Directions for this task: Set down the material below in full, matching it exactly.

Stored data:
────────

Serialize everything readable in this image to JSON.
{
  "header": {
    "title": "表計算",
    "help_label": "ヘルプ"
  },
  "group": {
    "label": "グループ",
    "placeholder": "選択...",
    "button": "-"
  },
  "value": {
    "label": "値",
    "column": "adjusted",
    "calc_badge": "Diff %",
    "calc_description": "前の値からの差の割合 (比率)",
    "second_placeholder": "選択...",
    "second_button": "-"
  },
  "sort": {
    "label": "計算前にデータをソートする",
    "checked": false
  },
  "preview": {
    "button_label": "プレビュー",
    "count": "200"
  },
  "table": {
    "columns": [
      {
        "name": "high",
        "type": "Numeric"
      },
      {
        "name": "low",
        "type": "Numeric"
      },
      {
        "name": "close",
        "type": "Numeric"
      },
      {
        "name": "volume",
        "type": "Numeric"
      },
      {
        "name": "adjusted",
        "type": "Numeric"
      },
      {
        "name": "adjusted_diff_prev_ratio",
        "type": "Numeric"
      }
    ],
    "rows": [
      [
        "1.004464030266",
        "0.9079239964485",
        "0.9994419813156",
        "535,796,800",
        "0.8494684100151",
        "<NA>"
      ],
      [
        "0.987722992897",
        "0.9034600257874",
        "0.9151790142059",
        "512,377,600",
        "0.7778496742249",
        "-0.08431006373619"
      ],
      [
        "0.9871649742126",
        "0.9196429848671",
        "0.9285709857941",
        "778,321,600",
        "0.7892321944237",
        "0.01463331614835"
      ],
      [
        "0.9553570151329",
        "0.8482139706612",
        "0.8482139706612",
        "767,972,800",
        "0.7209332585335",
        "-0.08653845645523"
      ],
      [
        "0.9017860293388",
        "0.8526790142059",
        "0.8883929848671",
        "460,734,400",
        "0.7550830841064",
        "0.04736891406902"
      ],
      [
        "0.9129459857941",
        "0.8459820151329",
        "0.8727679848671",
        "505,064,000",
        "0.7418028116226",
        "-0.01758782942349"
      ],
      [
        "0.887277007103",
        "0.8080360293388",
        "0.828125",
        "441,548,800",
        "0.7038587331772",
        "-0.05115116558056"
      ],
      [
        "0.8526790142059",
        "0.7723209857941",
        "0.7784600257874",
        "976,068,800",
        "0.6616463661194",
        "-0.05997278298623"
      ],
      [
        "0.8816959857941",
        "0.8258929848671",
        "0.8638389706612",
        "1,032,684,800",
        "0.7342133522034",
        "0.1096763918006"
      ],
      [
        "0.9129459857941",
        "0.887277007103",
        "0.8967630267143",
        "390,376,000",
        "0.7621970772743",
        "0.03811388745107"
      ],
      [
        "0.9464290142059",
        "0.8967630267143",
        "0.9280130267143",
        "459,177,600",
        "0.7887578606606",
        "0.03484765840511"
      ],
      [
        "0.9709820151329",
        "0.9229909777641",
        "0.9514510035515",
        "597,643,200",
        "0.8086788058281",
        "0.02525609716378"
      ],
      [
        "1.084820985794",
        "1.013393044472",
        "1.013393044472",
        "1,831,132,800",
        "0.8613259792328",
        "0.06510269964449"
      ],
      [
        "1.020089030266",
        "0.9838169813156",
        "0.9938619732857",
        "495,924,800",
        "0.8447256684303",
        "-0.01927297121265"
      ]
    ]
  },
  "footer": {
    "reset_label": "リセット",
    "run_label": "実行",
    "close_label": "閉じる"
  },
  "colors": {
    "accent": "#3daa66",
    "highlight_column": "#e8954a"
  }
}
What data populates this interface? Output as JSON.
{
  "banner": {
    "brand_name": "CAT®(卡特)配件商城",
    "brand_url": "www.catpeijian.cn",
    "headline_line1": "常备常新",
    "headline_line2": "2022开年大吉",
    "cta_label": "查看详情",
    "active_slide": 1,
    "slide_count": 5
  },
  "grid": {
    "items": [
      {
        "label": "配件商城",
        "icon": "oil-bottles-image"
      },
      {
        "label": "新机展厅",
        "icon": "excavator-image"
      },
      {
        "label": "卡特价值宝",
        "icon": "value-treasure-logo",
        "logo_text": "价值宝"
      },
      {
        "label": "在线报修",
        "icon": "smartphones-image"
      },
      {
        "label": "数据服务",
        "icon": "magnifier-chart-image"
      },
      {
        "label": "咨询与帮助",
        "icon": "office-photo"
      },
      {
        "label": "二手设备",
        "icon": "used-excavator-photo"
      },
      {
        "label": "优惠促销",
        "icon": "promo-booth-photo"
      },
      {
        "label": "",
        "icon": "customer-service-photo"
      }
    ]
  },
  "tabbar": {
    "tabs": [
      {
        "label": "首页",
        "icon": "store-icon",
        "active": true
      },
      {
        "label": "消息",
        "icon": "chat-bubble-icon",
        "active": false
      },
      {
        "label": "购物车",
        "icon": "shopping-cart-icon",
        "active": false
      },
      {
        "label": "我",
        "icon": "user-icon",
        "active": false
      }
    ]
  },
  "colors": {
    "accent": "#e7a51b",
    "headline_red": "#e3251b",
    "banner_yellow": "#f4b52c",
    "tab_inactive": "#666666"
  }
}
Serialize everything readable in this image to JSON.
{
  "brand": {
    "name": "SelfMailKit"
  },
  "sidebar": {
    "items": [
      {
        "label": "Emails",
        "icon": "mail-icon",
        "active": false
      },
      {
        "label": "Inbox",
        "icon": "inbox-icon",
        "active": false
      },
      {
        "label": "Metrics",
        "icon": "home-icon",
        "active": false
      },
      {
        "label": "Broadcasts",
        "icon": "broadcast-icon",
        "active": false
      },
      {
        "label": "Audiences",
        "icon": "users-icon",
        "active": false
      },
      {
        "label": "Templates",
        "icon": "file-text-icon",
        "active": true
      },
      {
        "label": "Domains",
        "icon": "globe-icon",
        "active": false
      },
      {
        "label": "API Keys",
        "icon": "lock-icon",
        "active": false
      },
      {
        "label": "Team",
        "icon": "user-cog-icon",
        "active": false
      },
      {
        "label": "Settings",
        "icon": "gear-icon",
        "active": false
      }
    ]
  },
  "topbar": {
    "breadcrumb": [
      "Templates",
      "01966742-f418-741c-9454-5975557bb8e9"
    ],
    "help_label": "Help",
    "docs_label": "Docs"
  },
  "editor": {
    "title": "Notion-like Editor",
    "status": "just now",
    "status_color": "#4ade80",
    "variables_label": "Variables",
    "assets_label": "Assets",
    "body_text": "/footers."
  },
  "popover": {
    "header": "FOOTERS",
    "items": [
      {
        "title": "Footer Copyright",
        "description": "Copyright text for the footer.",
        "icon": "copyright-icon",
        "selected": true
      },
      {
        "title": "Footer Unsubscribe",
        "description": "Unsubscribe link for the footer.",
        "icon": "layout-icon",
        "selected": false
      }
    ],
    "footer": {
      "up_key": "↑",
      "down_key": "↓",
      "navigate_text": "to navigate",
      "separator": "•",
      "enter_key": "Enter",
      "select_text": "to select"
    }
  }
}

────────

Output of the task:
Serialize everything readable in this image to JSON.
{
  "header": {
    "title": "表計算",
    "help_label": "ヘルプ"
  },
  "group": {
    "label": "グループ",
    "placeholder": "選択...",
    "button": "-"
  },
  "value": {
    "label": "値",
    "column": "adjusted",
    "calc_badge": "Diff %",
    "calc_description": "前の値からの差の割合 (比率)",
    "second_placeholder": "選択...",
    "second_button": "-"
  },
  "sort": {
    "label": "計算前にデータをソートする",
    "checked": false
  },
  "preview": {
    "button_label": "プレビュー",
    "count": "200"
  },
  "table": {
    "columns": [
      {
        "name": "high",
        "type": "Numeric"
      },
      {
        "name": "low",
        "type": "Numeric"
      },
      {
        "name": "close",
        "type": "Numeric"
      },
      {
        "name": "volume",
        "type": "Numeric"
      },
      {
        "name": "adjusted",
        "type": "Numeric"
      },
      {
        "name": "adjusted_diff_prev_ratio",
        "type": "Numeric"
      }
    ],
    "rows": [
      [
        "1.004464030266",
        "0.9079239964485",
        "0.9994419813156",
        "535,796,800",
        "0.8494684100151",
        "<NA>"
      ],
      [
        "0.987722992897",
        "0.9034600257874",
        "0.9151790142059",
        "512,377,600",
        "0.7778496742249",
        "-0.08431006373619"
      ],
      [
        "0.9871649742126",
        "0.9196429848671",
        "0.9285709857941",
        "778,321,600",
        "0.7892321944237",
        "0.01463331614835"
      ],
      [
        "0.9553570151329",
        "0.8482139706612",
        "0.8482139706612",
        "767,972,800",
        "0.7209332585335",
        "-0.08653845645523"
      ],
      [
        "0.9017860293388",
        "0.8526790142059",
        "0.8883929848671",
        "460,734,400",
        "0.7550830841064",
        "0.04736891406902"
      ],
      [
        "0.9129459857941",
        "0.8459820151329",
        "0.8727679848671",
        "505,064,000",
        "0.7418028116226",
        "-0.01758782942349"
      ],
      [
        "0.887277007103",
        "0.8080360293388",
        "0.828125",
        "441,548,800",
        "0.7038587331772",
        "-0.05115116558056"
      ],
      [
        "0.8526790142059",
        "0.7723209857941",
        "0.7784600257874",
        "976,068,800",
        "0.6616463661194",
        "-0.05997278298623"
      ],
      [
        "0.8816959857941",
        "0.8258929848671",
        "0.8638389706612",
        "1,032,684,800",
        "0.7342133522034",
        "0.1096763918006"
      ],
      [
        "0.9129459857941",
        "0.887277007103",
        "0.8967630267143",
        "390,376,000",
        "0.7621970772743",
        "0.03811388745107"
      ],
      [
        "0.9464290142059",
        "0.8967630267143",
        "0.9280130267143",
        "459,177,600",
        "0.7887578606606",
        "0.03484765840511"
      ],
      [
        "0.9709820151329",
        "0.9229909777641",
        "0.9514510035515",
        "597,643,200",
        "0.8086788058281",
        "0.02525609716378"
      ],
      [
        "1.084820985794",
        "1.013393044472",
        "1.013393044472",
        "1,831,132,800",
        "0.8613259792328",
        "0.06510269964449"
      ],
      [
        "1.020089030266",
        "0.9838169813156",
        "0.9938619732857",
        "495,924,800",
        "0.8447256684303",
        "-0.01927297121265"
      ]
    ]
  },
  "footer": {
    "reset_label": "リセット",
    "run_label": "実行",
    "close_label": "閉じる"
  },
  "colors": {
    "accent": "#3daa66",
    "highlight_column": "#e8954a"
  }
}
What data populates this interface? Output as JSON.
{
  "banner": {
    "brand_name": "CAT®(卡特)配件商城",
    "brand_url": "www.catpeijian.cn",
    "headline_line1": "常备常新",
    "headline_line2": "2022开年大吉",
    "cta_label": "查看详情",
    "active_slide": 1,
    "slide_count": 5
  },
  "grid": {
    "items": [
      {
        "label": "配件商城",
        "icon": "oil-bottles-image"
      },
      {
        "label": "新机展厅",
        "icon": "excavator-image"
      },
      {
        "label": "卡特价值宝",
        "icon": "value-treasure-logo",
        "logo_text": "价值宝"
      },
      {
        "label": "在线报修",
        "icon": "smartphones-image"
      },
      {
        "label": "数据服务",
        "icon": "magnifier-chart-image"
      },
      {
        "label": "咨询与帮助",
        "icon": "office-photo"
      },
      {
        "label": "二手设备",
        "icon": "used-excavator-photo"
      },
      {
        "label": "优惠促销",
        "icon": "promo-booth-photo"
      },
      {
        "label": "",
        "icon": "customer-service-photo"
      }
    ]
  },
  "tabbar": {
    "tabs": [
      {
        "label": "首页",
        "icon": "store-icon",
        "active": true
      },
      {
        "label": "消息",
        "icon": "chat-bubble-icon",
        "active": false
      },
      {
        "label": "购物车",
        "icon": "shopping-cart-icon",
        "active": false
      },
      {
        "label": "我",
        "icon": "user-icon",
        "active": false
      }
    ]
  },
  "colors": {
    "accent": "#e7a51b",
    "headline_red": "#e3251b",
    "banner_yellow": "#f4b52c",
    "tab_inactive": "#666666"
  }
}
Serialize everything readable in this image to JSON.
{
  "brand": {
    "name": "SelfMailKit"
  },
  "sidebar": {
    "items": [
      {
        "label": "Emails",
        "icon": "mail-icon",
        "active": false
      },
      {
        "label": "Inbox",
        "icon": "inbox-icon",
        "active": false
      },
      {
        "label": "Metrics",
        "icon": "home-icon",
        "active": false
      },
      {
        "label": "Broadcasts",
        "icon": "broadcast-icon",
        "active": false
      },
      {
        "label": "Audiences",
        "icon": "users-icon",
        "active": false
      },
      {
        "label": "Templates",
        "icon": "file-text-icon",
        "active": true
      },
      {
        "label": "Domains",
        "icon": "globe-icon",
        "active": false
      },
      {
        "label": "API Keys",
        "icon": "lock-icon",
        "active": false
      },
      {
        "label": "Team",
        "icon": "user-cog-icon",
        "active": false
      },
      {
        "label": "Settings",
        "icon": "gear-icon",
        "active": false
      }
    ]
  },
  "topbar": {
    "breadcrumb": [
      "Templates",
      "01966742-f418-741c-9454-5975557bb8e9"
    ],
    "help_label": "Help",
    "docs_label": "Docs"
  },
  "editor": {
    "title": "Notion-like Editor",
    "status": "just now",
    "status_color": "#4ade80",
    "variables_label": "Variables",
    "assets_label": "Assets",
    "body_text": "/footers."
  },
  "popover": {
    "header": "FOOTERS",
    "items": [
      {
        "title": "Footer Copyright",
        "description": "Copyright text for the footer.",
        "icon": "copyright-icon",
        "selected": true
      },
      {
        "title": "Footer Unsubscribe",
        "description": "Unsubscribe link for the footer.",
        "icon": "layout-icon",
        "selected": false
      }
    ],
    "footer": {
      "up_key": "↑",
      "down_key": "↓",
      "navigate_text": "to navigate",
      "separator": "•",
      "enter_key": "Enter",
      "select_text": "to select"
    }
  }
}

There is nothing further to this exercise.